- _DATA EXTRACT_:
** BEGIN **

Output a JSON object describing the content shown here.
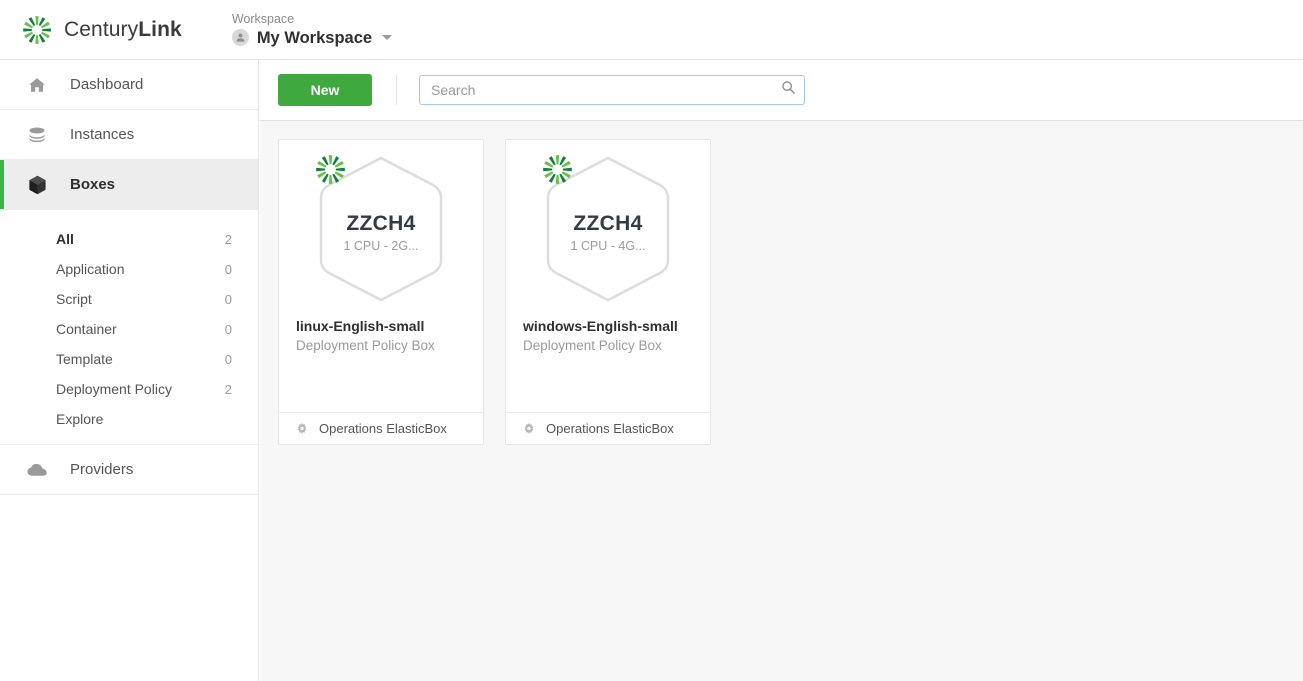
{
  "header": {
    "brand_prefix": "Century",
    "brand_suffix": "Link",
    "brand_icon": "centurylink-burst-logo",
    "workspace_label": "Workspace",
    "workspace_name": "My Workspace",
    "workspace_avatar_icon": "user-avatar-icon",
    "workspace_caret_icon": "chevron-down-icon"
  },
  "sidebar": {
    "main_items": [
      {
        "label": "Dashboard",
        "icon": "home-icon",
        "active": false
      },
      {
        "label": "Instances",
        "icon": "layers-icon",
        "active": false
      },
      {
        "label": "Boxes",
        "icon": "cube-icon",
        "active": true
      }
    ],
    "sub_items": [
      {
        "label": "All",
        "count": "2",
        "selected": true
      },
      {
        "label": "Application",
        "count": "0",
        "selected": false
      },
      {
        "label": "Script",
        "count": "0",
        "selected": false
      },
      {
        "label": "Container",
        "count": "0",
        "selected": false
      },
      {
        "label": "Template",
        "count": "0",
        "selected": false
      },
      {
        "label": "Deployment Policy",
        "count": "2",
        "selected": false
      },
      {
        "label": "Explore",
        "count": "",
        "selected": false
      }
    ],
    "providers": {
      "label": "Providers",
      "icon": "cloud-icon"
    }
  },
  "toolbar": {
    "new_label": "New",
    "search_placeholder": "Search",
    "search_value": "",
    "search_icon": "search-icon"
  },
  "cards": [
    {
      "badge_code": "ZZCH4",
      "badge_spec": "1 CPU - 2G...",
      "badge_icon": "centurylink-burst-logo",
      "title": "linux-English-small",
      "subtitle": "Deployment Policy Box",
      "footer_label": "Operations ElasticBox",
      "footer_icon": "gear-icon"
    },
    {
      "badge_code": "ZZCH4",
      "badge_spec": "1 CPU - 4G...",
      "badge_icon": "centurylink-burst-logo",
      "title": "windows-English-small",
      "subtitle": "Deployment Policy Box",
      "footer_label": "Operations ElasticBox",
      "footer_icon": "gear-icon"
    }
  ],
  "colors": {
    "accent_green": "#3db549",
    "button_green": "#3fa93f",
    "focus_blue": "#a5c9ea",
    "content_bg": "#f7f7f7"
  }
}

** END **

- _STATED EXERCISE_: Repeat the material above in full and exactly, apart from the pictures.

- _FINAL RESULT_:
Output a JSON object describing the content shown here.
{
  "header": {
    "brand_prefix": "Century",
    "brand_suffix": "Link",
    "brand_icon": "centurylink-burst-logo",
    "workspace_label": "Workspace",
    "workspace_name": "My Workspace",
    "workspace_avatar_icon": "user-avatar-icon",
    "workspace_caret_icon": "chevron-down-icon"
  },
  "sidebar": {
    "main_items": [
      {
        "label": "Dashboard",
        "icon": "home-icon",
        "active": false
      },
      {
        "label": "Instances",
        "icon": "layers-icon",
        "active": false
      },
      {
        "label": "Boxes",
        "icon": "cube-icon",
        "active": true
      }
    ],
    "sub_items": [
      {
        "label": "All",
        "count": "2",
        "selected": true
      },
      {
        "label": "Application",
        "count": "0",
        "selected": false
      },
      {
        "label": "Script",
        "count": "0",
        "selected": false
      },
      {
        "label": "Container",
        "count": "0",
        "selected": false
      },
      {
        "label": "Template",
        "count": "0",
        "selected": false
      },
      {
        "label": "Deployment Policy",
        "count": "2",
        "selected": false
      },
      {
        "label": "Explore",
        "count": "",
        "selected": false
      }
    ],
    "providers": {
      "label": "Providers",
      "icon": "cloud-icon"
    }
  },
  "toolbar": {
    "new_label": "New",
    "search_placeholder": "Search",
    "search_value": "",
    "search_icon": "search-icon"
  },
  "cards": [
    {
      "badge_code": "ZZCH4",
      "badge_spec": "1 CPU - 2G...",
      "badge_icon": "centurylink-burst-logo",
      "title": "linux-English-small",
      "subtitle": "Deployment Policy Box",
      "footer_label": "Operations ElasticBox",
      "footer_icon": "gear-icon"
    },
    {
      "badge_code": "ZZCH4",
      "badge_spec": "1 CPU - 4G...",
      "badge_icon": "centurylink-burst-logo",
      "title": "windows-English-small",
      "subtitle": "Deployment Policy Box",
      "footer_label": "Operations ElasticBox",
      "footer_icon": "gear-icon"
    }
  ],
  "colors": {
    "accent_green": "#3db549",
    "button_green": "#3fa93f",
    "focus_blue": "#a5c9ea",
    "content_bg": "#f7f7f7"
  }
}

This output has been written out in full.